◆ ESTRATTO DEL DOCUMENTO:
· · · ·

La Sicilia è stata per anni l’approdo di molti veneti negli anni Sessanta, una enclave “esclusiva”, che ha avuto in Graziano Verzotto, manager e dirigente politico dc, Renato Albiero, cardiochirurgo, e Arrigo Pasquini, giornalista, l’avanguardia più nota.
Per 35 anni Arrigo Pasquini è stato il portavoce di ben diciassette Presidenti regionali, da Mario Fasino a Totò Cuffaro. Di ognuno è diventato il braccio destro, la spalla, l’uomo di fiducia, talvolta l’amico o il guardiano.
Una istituzione nell’istituzione. La memoria di una stagione politica che sembra lontana anni luce dai giorni d’oggi. Nei tre decenni di Pasquini era l’Assemblea regionale a fare e disfare i Presidenti, talvolta con una rapidità inquietante.
Arrigo Pasquini ha vissuto a Palazzo d’Orleans, sede della Presidenza regionale, le giornate più terribili ed oscure della storia siciliana – le stragi di mafia, la conflittualità più sanguigne, i crimini più efferati, il malaffare – e conosciuto le fragilità, le debolezze, le abitudini, le intelligenze e i vizi degli uomini che hanno dominato la Sicilia. Da più di venti anni ha lasciato Palazzo d’Orlans, non ha raccontato una sola parola di questa esperienza unica. Mai. Strappargli un ricordo di quella lunga stagione è, dunque, impresa faticosa ed inedita.
Arrigo, è venuto il tempo di raccontarsi.
“Non lo so, non mi sento pronto, lasciamo perdere…”
Non ti debbo fare il terzo grado, desidero soltanto suscitare qualche ricordo…
“E’ proprio necessario, utile….”
Dipende, Arrigo.
“Che cosa vuoi sapere? Ne ho viste tante…”
Quanti Presidenti hai “gestito”?
“Undici, tredici, forse di più, da Fassino a Cuffaro”
Te li ricordo: Mario Fasino, Vincenzo Giummarra, Angelo Bonfiglio, Piersanti Mattarella, Mario D’Acquisto, Calogero Lo Giudice, Santi Nicita, Modesto Sardo, Rosario Nicolosi, Vincenzo Leanza, Giuseppe Campione, Francesco Martino, Matteo Graziano, Giuseppe Provenzano, Giuseppe Drago, Angelo Capodicasa, Salvatore Cuffaro…
“Sono tanti”.
Quando hai avvertito un cambiamento, se mai l’hai avvertito?
“Il primo cambiamento l’ho vissuto con Piersanti Mattarella. Un cambiamento politico, epocale. Governò con i comunisti, era la prima volta. E volle che la Sicilia tenesse i conti a posto. Niente piagnistei, questue, ma grande dignità”

· · · ·

◆ DATI DA ANALIZZARE:
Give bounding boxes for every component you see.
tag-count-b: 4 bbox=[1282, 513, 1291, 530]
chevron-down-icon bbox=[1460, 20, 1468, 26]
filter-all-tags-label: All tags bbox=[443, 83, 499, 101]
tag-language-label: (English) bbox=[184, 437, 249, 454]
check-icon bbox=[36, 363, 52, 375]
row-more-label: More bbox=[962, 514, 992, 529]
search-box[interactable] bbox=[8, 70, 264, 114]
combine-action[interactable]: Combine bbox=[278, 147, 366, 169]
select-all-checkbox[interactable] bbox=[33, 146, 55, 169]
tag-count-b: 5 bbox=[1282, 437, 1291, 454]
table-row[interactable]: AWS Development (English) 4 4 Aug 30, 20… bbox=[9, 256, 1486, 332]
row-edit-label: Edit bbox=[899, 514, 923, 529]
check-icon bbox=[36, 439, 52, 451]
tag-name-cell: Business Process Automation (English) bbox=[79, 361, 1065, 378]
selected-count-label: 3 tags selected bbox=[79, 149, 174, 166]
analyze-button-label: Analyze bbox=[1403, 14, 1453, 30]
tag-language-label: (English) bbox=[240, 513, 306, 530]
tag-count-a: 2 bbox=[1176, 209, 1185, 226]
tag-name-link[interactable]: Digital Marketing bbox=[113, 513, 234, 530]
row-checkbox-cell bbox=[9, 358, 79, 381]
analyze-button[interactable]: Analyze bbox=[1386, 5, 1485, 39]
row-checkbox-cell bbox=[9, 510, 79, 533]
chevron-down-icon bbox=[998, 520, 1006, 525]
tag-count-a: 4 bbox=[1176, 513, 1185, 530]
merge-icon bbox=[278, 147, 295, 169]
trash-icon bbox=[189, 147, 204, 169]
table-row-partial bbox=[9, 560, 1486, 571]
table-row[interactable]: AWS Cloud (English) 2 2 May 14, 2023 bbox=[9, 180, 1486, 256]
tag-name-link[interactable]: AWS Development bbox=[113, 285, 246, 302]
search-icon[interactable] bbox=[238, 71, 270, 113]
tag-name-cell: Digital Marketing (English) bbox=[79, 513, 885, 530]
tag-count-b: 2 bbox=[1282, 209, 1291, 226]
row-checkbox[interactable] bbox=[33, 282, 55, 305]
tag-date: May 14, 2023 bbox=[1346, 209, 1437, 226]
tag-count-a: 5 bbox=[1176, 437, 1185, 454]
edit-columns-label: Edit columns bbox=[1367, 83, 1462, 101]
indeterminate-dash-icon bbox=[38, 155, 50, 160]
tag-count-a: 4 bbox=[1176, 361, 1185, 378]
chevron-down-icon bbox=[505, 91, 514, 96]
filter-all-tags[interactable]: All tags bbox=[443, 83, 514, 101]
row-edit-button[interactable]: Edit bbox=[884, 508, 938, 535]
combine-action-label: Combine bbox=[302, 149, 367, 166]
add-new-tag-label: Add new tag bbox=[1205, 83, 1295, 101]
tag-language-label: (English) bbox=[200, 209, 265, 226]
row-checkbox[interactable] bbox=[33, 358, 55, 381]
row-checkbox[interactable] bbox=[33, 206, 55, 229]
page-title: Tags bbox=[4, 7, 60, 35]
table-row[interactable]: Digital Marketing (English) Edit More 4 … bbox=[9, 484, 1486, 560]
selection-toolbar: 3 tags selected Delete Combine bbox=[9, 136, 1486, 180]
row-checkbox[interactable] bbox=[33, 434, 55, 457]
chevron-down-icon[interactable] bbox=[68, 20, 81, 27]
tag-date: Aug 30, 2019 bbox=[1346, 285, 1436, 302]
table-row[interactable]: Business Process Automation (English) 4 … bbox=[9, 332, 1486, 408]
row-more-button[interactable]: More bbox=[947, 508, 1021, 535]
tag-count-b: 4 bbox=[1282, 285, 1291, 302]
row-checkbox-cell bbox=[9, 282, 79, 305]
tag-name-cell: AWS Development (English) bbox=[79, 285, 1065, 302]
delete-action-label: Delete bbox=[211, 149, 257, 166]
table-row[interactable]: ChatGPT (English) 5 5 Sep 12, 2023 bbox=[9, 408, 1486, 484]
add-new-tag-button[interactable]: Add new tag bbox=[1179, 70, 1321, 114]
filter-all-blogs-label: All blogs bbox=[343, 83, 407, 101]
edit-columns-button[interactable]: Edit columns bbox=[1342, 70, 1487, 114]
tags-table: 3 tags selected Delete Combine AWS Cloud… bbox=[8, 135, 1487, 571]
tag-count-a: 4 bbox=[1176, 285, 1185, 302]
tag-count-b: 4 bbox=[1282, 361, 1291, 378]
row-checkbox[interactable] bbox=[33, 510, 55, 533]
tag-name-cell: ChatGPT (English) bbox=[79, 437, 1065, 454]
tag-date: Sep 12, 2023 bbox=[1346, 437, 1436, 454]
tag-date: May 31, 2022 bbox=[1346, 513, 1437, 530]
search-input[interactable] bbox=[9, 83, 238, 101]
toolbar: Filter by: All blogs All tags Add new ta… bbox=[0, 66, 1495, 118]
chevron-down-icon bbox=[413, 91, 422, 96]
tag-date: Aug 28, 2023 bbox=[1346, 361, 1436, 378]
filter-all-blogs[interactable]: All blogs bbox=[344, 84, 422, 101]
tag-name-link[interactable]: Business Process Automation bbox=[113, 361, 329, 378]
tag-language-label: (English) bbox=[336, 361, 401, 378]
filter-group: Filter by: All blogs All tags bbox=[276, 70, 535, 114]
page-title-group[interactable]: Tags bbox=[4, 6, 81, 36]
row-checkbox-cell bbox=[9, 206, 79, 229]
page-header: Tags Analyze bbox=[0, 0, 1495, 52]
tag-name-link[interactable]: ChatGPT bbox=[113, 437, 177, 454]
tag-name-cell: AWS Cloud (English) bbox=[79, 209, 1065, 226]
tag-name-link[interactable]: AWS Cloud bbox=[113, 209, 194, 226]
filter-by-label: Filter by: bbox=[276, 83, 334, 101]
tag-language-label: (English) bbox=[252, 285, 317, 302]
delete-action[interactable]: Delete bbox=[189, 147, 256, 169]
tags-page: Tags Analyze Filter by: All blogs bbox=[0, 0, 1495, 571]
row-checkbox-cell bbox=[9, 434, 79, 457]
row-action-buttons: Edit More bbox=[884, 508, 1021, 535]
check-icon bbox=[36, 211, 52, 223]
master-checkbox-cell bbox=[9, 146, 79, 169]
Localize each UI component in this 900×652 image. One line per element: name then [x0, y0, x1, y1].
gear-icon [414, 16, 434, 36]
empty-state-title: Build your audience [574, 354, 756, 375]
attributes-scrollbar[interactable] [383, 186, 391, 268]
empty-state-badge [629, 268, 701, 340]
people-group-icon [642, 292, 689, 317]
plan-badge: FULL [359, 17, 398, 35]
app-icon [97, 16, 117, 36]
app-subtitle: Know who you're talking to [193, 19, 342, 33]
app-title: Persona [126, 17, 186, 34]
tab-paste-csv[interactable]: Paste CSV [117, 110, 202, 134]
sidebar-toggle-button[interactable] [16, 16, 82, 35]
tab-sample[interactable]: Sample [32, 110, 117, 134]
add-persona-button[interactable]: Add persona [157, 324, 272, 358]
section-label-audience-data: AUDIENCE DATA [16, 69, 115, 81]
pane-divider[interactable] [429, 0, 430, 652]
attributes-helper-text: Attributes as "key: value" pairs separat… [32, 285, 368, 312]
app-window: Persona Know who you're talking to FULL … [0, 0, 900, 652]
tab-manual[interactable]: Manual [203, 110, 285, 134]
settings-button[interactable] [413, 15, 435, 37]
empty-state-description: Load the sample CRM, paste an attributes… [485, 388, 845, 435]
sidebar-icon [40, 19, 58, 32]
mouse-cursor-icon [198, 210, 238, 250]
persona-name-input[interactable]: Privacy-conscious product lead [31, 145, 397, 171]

· · · ·

◆ COMPITO 1:
Traduci in inglese questa frase del testo su Arrigo Pasquini: «Per 35 anni Arrigo Pasquini è stato il portavoce di ben diciassette Presidenti regionali, da Mario Fasino a Totò Cuffaro.»
◆ COMPITO 2:
Prosegui il testo su Arrigo Pasquini a partire dall'ultima frase riportata.
I record provengono da una fonte diversa.

◆ RISPOSTA SCRITTA 1:
For 35 years Arrigo Pasquini was the spokesman for no fewer than seventeen regional Presidents, from Mario Fasino to Totò Cuffaro.

◆ RISPOSTA SCRITTA 2:
Altri momenti di svolta?
“Rino Nicolosi, con lui piovvero consistenti risorse in Sicilia, la Regione compì grandi passi avanti. Gestì una quantità notevole di fondi fuori bilancio… Era il tempo di Michelangelo Russo, il leader del Pci. Una stagione lontana”.
Finì male, Arrigo. Quanto hai dovuto attendere per vivere un altro cambiamento…
“Credevamo che dovese verificarsi un terremoto con il successo politico di Forza Italia, ma la realtà ci dimostrò che avevamo fatto i conti senza l’oste. Ricordo che il Presidente Provenzano ci provò a cambiare le cose…”
Senza riuscirci.
“Provenzano cercò di mettere ordine negli enti regionali. Non era certo un politico di lungo corso, “solo” un buon amministratore, e non bastava. Scoprì che la politica continuava a fare quel che voleva, per certi versi a sua insaputa. Le clientele ebbero la meglio”.
Provenzano fu l’ultima delusione?
“L’altro cambiamento, vero stavolta, lo portò Totò Cuffaro. Gestì il potere nei modi tradizionali, chiedendo risorse allo Stato. Con lui la Regione tornò imprenditrice. Ed è avvenuto quel che sappiamo”.
Sei veneto, perché hai scelto di lavorare in Sicilia?
“E’ la terra più bella del mondo, sono veronese. Verzotto? Sì, anche lui è veneto, ma è padovano, un altro mondo, quelli sono tutti dottori e professori. Io sono veronese”
Qual è la malattia della Sicilia?
“Chinare la testa, non saper reagire…”
L’episodio peggiore di quei trentacinque anni.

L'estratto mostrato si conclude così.